Dataset entries:
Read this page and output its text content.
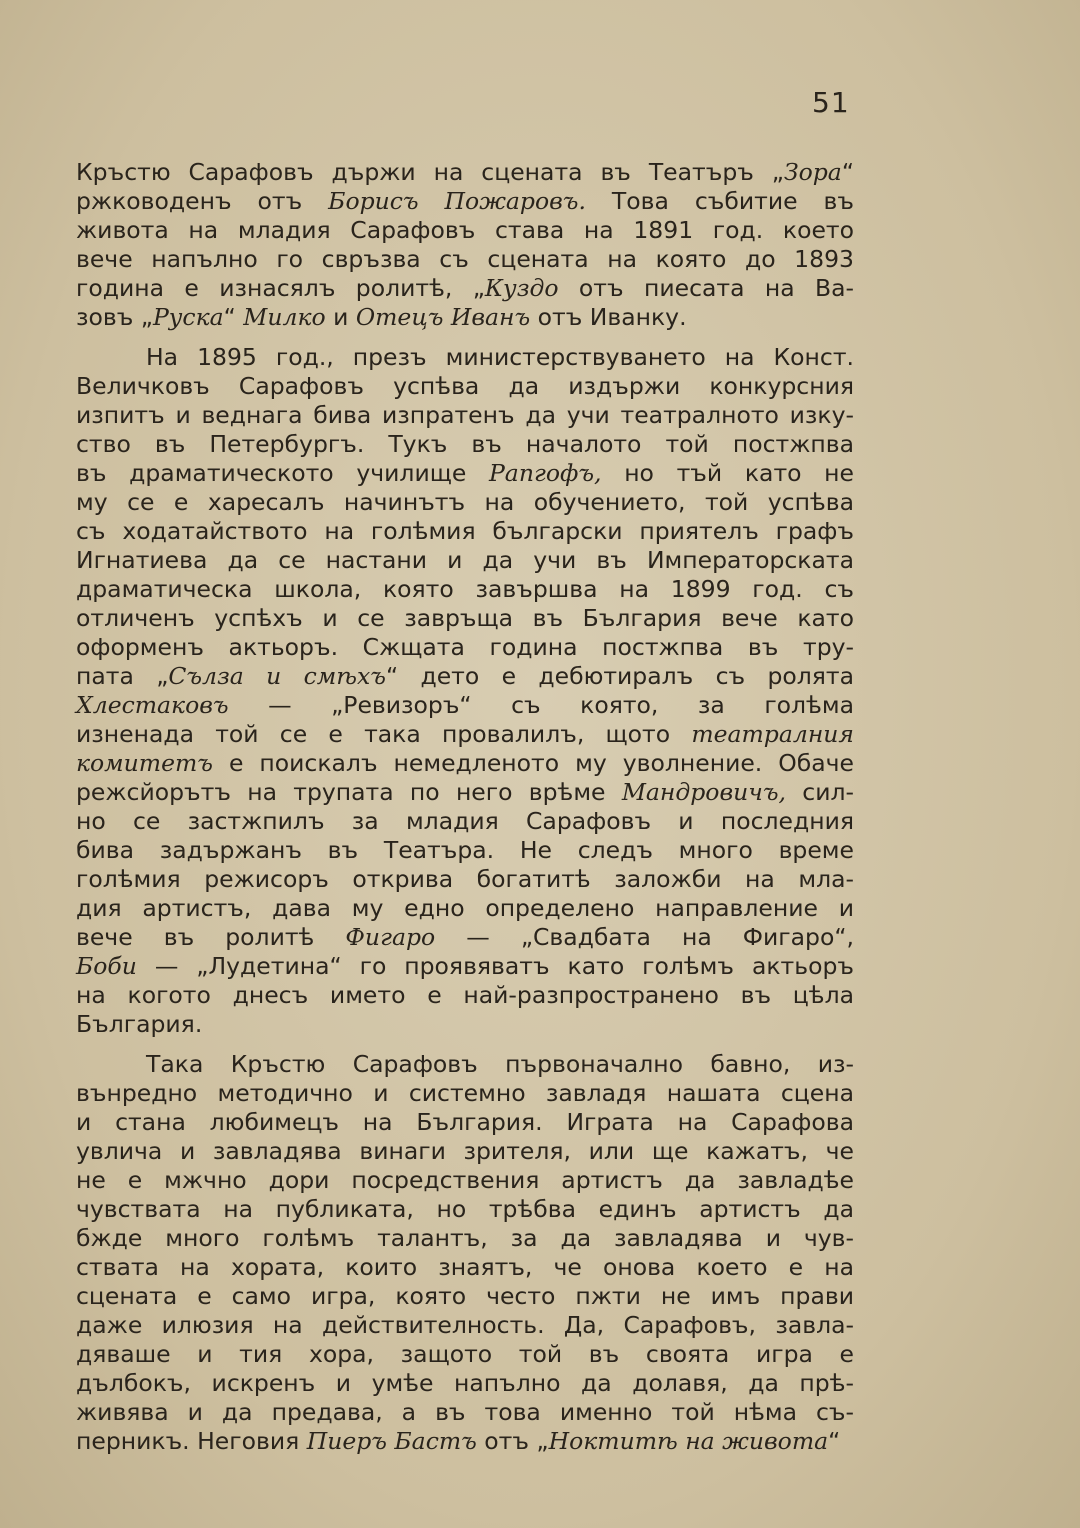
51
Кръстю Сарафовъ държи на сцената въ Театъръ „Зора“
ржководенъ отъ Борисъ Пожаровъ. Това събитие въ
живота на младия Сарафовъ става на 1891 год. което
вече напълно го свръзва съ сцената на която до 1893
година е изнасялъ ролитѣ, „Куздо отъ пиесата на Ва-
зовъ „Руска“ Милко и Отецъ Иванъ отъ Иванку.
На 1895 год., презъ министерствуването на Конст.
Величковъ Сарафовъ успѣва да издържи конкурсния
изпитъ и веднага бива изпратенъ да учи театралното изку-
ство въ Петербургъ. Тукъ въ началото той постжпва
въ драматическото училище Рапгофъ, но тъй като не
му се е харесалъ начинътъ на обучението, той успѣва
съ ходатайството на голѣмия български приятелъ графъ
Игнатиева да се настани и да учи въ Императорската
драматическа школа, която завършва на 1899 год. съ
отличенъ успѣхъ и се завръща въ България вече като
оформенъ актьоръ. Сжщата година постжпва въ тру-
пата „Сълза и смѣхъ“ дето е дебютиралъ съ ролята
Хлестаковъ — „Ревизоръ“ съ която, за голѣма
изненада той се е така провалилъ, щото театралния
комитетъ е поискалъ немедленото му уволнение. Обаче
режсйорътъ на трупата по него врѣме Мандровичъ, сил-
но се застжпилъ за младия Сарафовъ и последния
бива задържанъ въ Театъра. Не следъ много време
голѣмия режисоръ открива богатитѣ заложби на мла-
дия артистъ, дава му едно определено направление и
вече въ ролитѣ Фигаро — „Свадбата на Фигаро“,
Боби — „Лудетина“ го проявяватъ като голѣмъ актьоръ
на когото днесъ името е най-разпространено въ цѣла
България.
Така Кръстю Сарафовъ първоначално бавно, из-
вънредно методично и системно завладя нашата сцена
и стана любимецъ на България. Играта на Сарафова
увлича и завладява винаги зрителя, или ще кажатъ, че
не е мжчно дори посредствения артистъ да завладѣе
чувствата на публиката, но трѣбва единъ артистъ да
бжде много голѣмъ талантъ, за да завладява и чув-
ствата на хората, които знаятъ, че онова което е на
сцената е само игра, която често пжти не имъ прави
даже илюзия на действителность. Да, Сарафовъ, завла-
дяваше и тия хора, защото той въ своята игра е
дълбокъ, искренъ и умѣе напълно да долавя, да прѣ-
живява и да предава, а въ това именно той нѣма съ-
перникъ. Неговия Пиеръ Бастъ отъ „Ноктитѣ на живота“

To be done: Copy out every line of the data that includes "година".

Written answer:
година е изнасялъ ролитѣ, „Куздо отъ пиесата на Ва-
оформенъ актьоръ. Сжщата година постжпва въ тру-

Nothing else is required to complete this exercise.